Information given:
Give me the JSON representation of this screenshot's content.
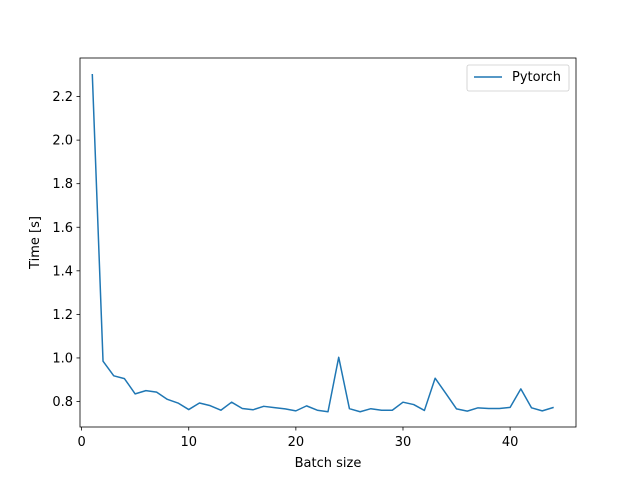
{
  "chart_data": {
    "type": "line",
    "title": "",
    "xlabel": "Batch size",
    "ylabel": "Time [s]",
    "xlim": [
      -0.15,
      46.15
    ],
    "ylim": [
      0.683,
      2.377
    ],
    "xticks": [
      0,
      10,
      20,
      30,
      40
    ],
    "xtick_labels": [
      "0",
      "10",
      "20",
      "30",
      "40"
    ],
    "yticks": [
      0.8,
      1.0,
      1.2,
      1.4,
      1.6,
      1.8,
      2.0,
      2.2
    ],
    "ytick_labels": [
      "0.8",
      "1.0",
      "1.2",
      "1.4",
      "1.6",
      "1.8",
      "2.0",
      "2.2"
    ],
    "grid": false,
    "legend_position": "top-right",
    "series": [
      {
        "name": "Pytorch",
        "color": "#1f77b4",
        "x": [
          1,
          2,
          3,
          4,
          5,
          6,
          7,
          8,
          9,
          10,
          11,
          12,
          13,
          14,
          15,
          16,
          17,
          18,
          19,
          20,
          21,
          22,
          23,
          24,
          25,
          26,
          27,
          28,
          29,
          30,
          31,
          32,
          33,
          34,
          35,
          36,
          37,
          38,
          39,
          40,
          41,
          42,
          43,
          44
        ],
        "y": [
          2.3,
          0.985,
          0.918,
          0.905,
          0.835,
          0.85,
          0.843,
          0.81,
          0.793,
          0.763,
          0.793,
          0.781,
          0.76,
          0.797,
          0.768,
          0.762,
          0.778,
          0.772,
          0.766,
          0.757,
          0.78,
          0.76,
          0.753,
          1.003,
          0.767,
          0.753,
          0.767,
          0.76,
          0.76,
          0.797,
          0.786,
          0.759,
          0.907,
          0.837,
          0.766,
          0.756,
          0.771,
          0.768,
          0.768,
          0.773,
          0.858,
          0.771,
          0.757,
          0.772
        ]
      }
    ]
  }
}
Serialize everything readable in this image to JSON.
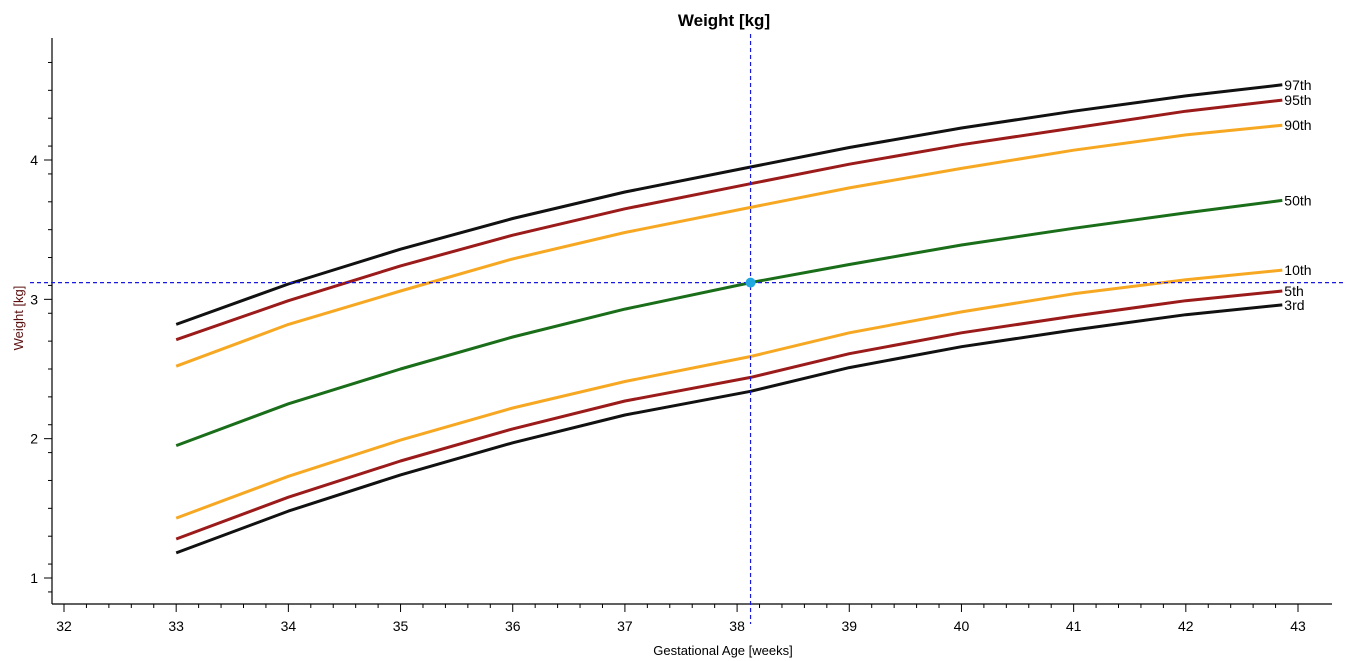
{
  "chart_data": {
    "type": "line",
    "title": "Weight [kg]",
    "xlabel": "Gestational Age [weeks]",
    "ylabel": "Weight [kg]",
    "xlim": [
      31.9,
      43.3
    ],
    "ylim": [
      0.8,
      4.9
    ],
    "x_ticks": [
      32,
      33,
      34,
      35,
      36,
      37,
      38,
      39,
      40,
      41,
      42,
      43
    ],
    "y_ticks": [
      1,
      2,
      3,
      4
    ],
    "x": [
      33,
      34,
      35,
      36,
      37,
      38.12,
      39,
      40,
      41,
      42,
      42.86
    ],
    "series": [
      {
        "name": "97th",
        "color": "#111111",
        "values": [
          2.82,
          3.11,
          3.36,
          3.58,
          3.77,
          3.95,
          4.09,
          4.23,
          4.35,
          4.46,
          4.54
        ]
      },
      {
        "name": "95th",
        "color": "#9b1b1b",
        "values": [
          2.71,
          2.99,
          3.24,
          3.46,
          3.65,
          3.83,
          3.97,
          4.11,
          4.23,
          4.35,
          4.43
        ]
      },
      {
        "name": "90th",
        "color": "#f7a823",
        "values": [
          2.52,
          2.82,
          3.06,
          3.29,
          3.48,
          3.66,
          3.8,
          3.94,
          4.07,
          4.18,
          4.25
        ]
      },
      {
        "name": "50th",
        "color": "#1a6e1a",
        "values": [
          1.95,
          2.25,
          2.5,
          2.73,
          2.93,
          3.12,
          3.25,
          3.39,
          3.51,
          3.62,
          3.71
        ]
      },
      {
        "name": "10th",
        "color": "#f7a823",
        "values": [
          1.43,
          1.73,
          1.99,
          2.22,
          2.41,
          2.59,
          2.76,
          2.91,
          3.04,
          3.14,
          3.21
        ]
      },
      {
        "name": "5th",
        "color": "#9b1b1b",
        "values": [
          1.28,
          1.58,
          1.84,
          2.07,
          2.27,
          2.44,
          2.61,
          2.76,
          2.88,
          2.99,
          3.06
        ]
      },
      {
        "name": "3rd",
        "color": "#111111",
        "values": [
          1.18,
          1.48,
          1.74,
          1.97,
          2.17,
          2.34,
          2.51,
          2.66,
          2.78,
          2.89,
          2.96
        ]
      }
    ],
    "crosshair": {
      "x": 38.12,
      "y": 3.12,
      "color": "#1a1adb",
      "marker_color": "#21a8e0"
    },
    "grid": false,
    "legend": "labels at right end of each line"
  }
}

Instructions for the task: Look through the entries and find each line that has the string "JSON". Copy those lines.

Solution:
Give me the JSON representation of this screenshot's content.
Serialize everything readable in this image to JSON.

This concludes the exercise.